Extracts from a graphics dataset
━━━━

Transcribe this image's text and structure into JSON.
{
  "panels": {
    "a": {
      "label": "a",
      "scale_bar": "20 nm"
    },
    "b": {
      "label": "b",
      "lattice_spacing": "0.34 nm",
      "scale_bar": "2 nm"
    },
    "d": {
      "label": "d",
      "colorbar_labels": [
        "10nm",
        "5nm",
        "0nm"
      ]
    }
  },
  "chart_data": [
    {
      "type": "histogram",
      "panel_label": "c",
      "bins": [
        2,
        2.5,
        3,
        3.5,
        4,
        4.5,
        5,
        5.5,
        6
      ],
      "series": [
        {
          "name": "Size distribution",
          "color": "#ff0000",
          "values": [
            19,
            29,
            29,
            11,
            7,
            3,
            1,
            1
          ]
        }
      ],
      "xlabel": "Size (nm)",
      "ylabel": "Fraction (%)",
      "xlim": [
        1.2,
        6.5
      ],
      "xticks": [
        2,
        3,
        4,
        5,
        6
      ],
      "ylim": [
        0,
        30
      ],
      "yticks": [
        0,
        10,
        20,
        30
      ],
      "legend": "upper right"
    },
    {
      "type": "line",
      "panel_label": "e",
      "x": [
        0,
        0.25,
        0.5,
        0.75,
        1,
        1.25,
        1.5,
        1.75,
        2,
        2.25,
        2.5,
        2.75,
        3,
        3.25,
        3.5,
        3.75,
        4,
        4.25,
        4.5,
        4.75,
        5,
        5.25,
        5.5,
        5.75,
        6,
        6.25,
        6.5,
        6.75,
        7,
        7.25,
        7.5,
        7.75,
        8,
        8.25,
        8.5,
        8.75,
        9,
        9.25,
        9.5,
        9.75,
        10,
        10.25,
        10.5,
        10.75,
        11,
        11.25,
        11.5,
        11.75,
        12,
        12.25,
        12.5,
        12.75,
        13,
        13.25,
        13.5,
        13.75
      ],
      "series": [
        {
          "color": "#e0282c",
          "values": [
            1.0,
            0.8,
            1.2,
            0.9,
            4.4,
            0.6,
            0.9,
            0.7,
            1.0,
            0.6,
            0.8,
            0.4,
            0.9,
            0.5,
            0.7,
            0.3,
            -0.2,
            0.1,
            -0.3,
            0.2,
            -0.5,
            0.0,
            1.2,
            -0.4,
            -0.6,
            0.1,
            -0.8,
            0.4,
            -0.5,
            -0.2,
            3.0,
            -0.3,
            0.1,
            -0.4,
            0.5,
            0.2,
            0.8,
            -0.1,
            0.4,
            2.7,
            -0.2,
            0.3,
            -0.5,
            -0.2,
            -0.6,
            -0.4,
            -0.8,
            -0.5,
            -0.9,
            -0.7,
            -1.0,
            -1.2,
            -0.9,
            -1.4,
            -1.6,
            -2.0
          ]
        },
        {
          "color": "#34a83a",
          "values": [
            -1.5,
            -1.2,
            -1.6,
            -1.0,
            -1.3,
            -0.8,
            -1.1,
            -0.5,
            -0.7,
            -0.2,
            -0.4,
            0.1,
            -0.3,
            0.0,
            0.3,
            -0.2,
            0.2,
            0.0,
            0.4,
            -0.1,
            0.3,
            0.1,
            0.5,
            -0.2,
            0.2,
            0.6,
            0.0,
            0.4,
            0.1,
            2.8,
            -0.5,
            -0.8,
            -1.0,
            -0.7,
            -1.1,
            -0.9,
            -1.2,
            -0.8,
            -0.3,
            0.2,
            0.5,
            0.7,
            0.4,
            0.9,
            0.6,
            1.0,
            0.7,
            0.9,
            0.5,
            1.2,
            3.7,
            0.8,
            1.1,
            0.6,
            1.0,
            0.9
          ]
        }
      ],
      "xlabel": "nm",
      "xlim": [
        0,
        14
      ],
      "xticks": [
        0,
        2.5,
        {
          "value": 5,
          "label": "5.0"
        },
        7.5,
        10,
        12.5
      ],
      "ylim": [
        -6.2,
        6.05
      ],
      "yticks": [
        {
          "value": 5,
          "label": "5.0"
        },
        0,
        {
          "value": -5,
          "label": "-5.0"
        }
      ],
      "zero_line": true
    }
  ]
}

━━━━

Print out the whole listing exactly as it appears.

Transcribe this image's text and structure into JSON.
{
  "panels": {
    "a": {
      "label": "a",
      "scale_bar": "20 nm"
    },
    "b": {
      "label": "b",
      "lattice_spacing": "0.34 nm",
      "scale_bar": "2 nm"
    },
    "d": {
      "label": "d",
      "colorbar_labels": [
        "10nm",
        "5nm",
        "0nm"
      ]
    }
  },
  "chart_data": [
    {
      "type": "histogram",
      "panel_label": "c",
      "bins": [
        2,
        2.5,
        3,
        3.5,
        4,
        4.5,
        5,
        5.5,
        6
      ],
      "series": [
        {
          "name": "Size distribution",
          "color": "#ff0000",
          "values": [
            19,
            29,
            29,
            11,
            7,
            3,
            1,
            1
          ]
        }
      ],
      "xlabel": "Size (nm)",
      "ylabel": "Fraction (%)",
      "xlim": [
        1.2,
        6.5
      ],
      "xticks": [
        2,
        3,
        4,
        5,
        6
      ],
      "ylim": [
        0,
        30
      ],
      "yticks": [
        0,
        10,
        20,
        30
      ],
      "legend": "upper right"
    },
    {
      "type": "line",
      "panel_label": "e",
      "x": [
        0,
        0.25,
        0.5,
        0.75,
        1,
        1.25,
        1.5,
        1.75,
        2,
        2.25,
        2.5,
        2.75,
        3,
        3.25,
        3.5,
        3.75,
        4,
        4.25,
        4.5,
        4.75,
        5,
        5.25,
        5.5,
        5.75,
        6,
        6.25,
        6.5,
        6.75,
        7,
        7.25,
        7.5,
        7.75,
        8,
        8.25,
        8.5,
        8.75,
        9,
        9.25,
        9.5,
        9.75,
        10,
        10.25,
        10.5,
        10.75,
        11,
        11.25,
        11.5,
        11.75,
        12,
        12.25,
        12.5,
        12.75,
        13,
        13.25,
        13.5,
        13.75
      ],
      "series": [
        {
          "color": "#e0282c",
          "values": [
            1.0,
            0.8,
            1.2,
            0.9,
            4.4,
            0.6,
            0.9,
            0.7,
            1.0,
            0.6,
            0.8,
            0.4,
            0.9,
            0.5,
            0.7,
            0.3,
            -0.2,
            0.1,
            -0.3,
            0.2,
            -0.5,
            0.0,
            1.2,
            -0.4,
            -0.6,
            0.1,
            -0.8,
            0.4,
            -0.5,
            -0.2,
            3.0,
            -0.3,
            0.1,
            -0.4,
            0.5,
            0.2,
            0.8,
            -0.1,
            0.4,
            2.7,
            -0.2,
            0.3,
            -0.5,
            -0.2,
            -0.6,
            -0.4,
            -0.8,
            -0.5,
            -0.9,
            -0.7,
            -1.0,
            -1.2,
            -0.9,
            -1.4,
            -1.6,
            -2.0
          ]
        },
        {
          "color": "#34a83a",
          "values": [
            -1.5,
            -1.2,
            -1.6,
            -1.0,
            -1.3,
            -0.8,
            -1.1,
            -0.5,
            -0.7,
            -0.2,
            -0.4,
            0.1,
            -0.3,
            0.0,
            0.3,
            -0.2,
            0.2,
            0.0,
            0.4,
            -0.1,
            0.3,
            0.1,
            0.5,
            -0.2,
            0.2,
            0.6,
            0.0,
            0.4,
            0.1,
            2.8,
            -0.5,
            -0.8,
            -1.0,
            -0.7,
            -1.1,
            -0.9,
            -1.2,
            -0.8,
            -0.3,
            0.2,
            0.5,
            0.7,
            0.4,
            0.9,
            0.6,
            1.0,
            0.7,
            0.9,
            0.5,
            1.2,
            3.7,
            0.8,
            1.1,
            0.6,
            1.0,
            0.9
          ]
        }
      ],
      "xlabel": "nm",
      "xlim": [
        0,
        14
      ],
      "xticks": [
        0,
        2.5,
        {
          "value": 5,
          "label": "5.0"
        },
        7.5,
        10,
        12.5
      ],
      "ylim": [
        -6.2,
        6.05
      ],
      "yticks": [
        {
          "value": 5,
          "label": "5.0"
        },
        0,
        {
          "value": -5,
          "label": "-5.0"
        }
      ],
      "zero_line": true
    }
  ]
}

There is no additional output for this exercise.